━━━ Conjunto de datos ━━━

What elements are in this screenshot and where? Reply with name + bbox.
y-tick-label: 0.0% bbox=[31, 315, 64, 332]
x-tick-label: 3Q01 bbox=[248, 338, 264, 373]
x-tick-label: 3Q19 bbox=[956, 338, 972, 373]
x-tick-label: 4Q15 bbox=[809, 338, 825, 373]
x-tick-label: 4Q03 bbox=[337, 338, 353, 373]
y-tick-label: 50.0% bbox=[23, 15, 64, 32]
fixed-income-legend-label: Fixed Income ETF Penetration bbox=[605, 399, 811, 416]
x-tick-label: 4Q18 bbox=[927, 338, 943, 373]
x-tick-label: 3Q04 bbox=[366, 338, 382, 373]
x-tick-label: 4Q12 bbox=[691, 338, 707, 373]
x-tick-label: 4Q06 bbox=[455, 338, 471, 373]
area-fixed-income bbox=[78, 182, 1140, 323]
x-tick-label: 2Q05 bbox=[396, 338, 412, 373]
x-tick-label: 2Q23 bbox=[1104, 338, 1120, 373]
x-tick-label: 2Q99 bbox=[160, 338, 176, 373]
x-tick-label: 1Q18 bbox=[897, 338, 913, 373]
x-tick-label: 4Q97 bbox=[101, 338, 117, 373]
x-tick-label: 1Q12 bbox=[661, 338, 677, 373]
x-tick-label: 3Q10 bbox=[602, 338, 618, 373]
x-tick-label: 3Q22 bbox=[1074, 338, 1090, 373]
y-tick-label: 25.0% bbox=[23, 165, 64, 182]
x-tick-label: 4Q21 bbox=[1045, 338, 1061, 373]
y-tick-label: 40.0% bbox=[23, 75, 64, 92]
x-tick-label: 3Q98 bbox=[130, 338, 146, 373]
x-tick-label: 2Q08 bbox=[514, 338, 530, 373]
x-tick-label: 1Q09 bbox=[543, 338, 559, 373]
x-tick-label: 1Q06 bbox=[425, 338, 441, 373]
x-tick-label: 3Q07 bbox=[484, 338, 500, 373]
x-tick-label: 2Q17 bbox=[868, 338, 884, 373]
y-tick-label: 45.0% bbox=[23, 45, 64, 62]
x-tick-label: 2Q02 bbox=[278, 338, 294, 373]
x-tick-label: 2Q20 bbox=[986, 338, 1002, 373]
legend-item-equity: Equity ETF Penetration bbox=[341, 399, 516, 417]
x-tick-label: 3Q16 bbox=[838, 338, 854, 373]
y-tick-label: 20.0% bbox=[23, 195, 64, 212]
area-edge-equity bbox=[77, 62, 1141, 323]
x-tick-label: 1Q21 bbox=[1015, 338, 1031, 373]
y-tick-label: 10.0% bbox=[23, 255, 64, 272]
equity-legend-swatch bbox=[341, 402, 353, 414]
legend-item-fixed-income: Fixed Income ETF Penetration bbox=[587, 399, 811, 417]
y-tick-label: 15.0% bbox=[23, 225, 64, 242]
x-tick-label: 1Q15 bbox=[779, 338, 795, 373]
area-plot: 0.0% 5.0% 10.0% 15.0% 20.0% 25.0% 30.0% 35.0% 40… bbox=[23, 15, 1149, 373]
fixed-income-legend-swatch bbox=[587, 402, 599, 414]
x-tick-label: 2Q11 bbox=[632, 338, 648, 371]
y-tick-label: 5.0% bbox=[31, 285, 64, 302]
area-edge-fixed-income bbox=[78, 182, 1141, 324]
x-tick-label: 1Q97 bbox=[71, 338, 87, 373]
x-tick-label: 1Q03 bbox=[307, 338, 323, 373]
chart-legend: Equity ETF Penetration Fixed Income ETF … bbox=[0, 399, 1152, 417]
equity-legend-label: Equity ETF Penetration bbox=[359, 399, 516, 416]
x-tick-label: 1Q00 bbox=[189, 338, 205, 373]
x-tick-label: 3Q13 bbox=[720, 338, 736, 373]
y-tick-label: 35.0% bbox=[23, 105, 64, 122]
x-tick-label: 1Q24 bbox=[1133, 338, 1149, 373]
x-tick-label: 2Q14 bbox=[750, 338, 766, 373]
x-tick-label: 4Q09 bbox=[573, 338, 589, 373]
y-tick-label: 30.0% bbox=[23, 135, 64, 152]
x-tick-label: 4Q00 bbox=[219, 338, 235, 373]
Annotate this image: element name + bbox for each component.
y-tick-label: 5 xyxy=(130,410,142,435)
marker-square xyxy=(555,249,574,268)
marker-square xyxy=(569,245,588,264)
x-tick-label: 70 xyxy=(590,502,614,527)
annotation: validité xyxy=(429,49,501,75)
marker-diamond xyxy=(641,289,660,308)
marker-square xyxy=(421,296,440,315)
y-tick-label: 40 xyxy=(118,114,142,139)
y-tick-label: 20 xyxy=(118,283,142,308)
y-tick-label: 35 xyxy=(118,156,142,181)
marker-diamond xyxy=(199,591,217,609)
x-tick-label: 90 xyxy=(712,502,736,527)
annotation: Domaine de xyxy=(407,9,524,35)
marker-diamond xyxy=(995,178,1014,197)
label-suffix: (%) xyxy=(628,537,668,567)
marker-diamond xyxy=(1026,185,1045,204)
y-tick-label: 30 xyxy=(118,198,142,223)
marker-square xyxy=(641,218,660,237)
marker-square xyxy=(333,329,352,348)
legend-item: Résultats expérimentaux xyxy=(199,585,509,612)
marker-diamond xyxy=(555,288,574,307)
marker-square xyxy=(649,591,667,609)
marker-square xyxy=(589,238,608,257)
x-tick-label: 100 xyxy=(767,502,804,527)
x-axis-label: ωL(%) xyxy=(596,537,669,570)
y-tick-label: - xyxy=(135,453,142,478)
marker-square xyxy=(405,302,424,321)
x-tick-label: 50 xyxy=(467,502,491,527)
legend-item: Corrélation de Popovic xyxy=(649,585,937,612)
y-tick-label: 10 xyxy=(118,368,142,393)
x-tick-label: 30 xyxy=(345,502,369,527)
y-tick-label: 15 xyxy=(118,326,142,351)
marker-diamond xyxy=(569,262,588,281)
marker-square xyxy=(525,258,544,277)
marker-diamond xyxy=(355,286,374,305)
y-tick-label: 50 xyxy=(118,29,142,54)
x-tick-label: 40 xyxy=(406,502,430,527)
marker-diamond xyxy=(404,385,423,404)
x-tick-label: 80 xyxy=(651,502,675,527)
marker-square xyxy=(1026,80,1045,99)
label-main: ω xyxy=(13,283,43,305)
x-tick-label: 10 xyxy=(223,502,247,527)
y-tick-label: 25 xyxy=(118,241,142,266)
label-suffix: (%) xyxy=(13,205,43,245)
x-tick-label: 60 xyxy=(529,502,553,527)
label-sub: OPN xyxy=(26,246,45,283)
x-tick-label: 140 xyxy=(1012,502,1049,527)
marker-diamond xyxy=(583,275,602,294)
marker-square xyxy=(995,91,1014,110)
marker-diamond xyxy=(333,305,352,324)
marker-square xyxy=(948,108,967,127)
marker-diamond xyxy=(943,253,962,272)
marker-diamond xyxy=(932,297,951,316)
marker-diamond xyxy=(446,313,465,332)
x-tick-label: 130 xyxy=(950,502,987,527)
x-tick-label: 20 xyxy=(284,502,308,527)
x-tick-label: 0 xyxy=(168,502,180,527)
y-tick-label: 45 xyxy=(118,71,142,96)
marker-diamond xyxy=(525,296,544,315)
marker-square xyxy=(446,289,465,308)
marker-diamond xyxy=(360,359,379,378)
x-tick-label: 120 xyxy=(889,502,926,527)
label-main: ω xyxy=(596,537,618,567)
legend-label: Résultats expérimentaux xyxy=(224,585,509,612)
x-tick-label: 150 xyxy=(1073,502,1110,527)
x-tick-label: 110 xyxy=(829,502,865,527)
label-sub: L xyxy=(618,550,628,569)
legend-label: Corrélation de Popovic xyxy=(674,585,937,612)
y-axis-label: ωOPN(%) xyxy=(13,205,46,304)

━━━

* _Objetivo del ejercicio_
Copia tal cual el tramo que va desde el comienzo de las entradas hasta la línea que contiene "x-tick-label: 4Q12 bbox=[691, 338, 707, 373]", con ambos extremos incluidos.

* _Solución del ejercicio_
What elements are in this screenshot and where? Reply with name + bbox.
y-tick-label: 0.0% bbox=[31, 315, 64, 332]
x-tick-label: 3Q01 bbox=[248, 338, 264, 373]
x-tick-label: 3Q19 bbox=[956, 338, 972, 373]
x-tick-label: 4Q15 bbox=[809, 338, 825, 373]
x-tick-label: 4Q03 bbox=[337, 338, 353, 373]
y-tick-label: 50.0% bbox=[23, 15, 64, 32]
fixed-income-legend-label: Fixed Income ETF Penetration bbox=[605, 399, 811, 416]
x-tick-label: 4Q18 bbox=[927, 338, 943, 373]
x-tick-label: 3Q04 bbox=[366, 338, 382, 373]
x-tick-label: 4Q12 bbox=[691, 338, 707, 373]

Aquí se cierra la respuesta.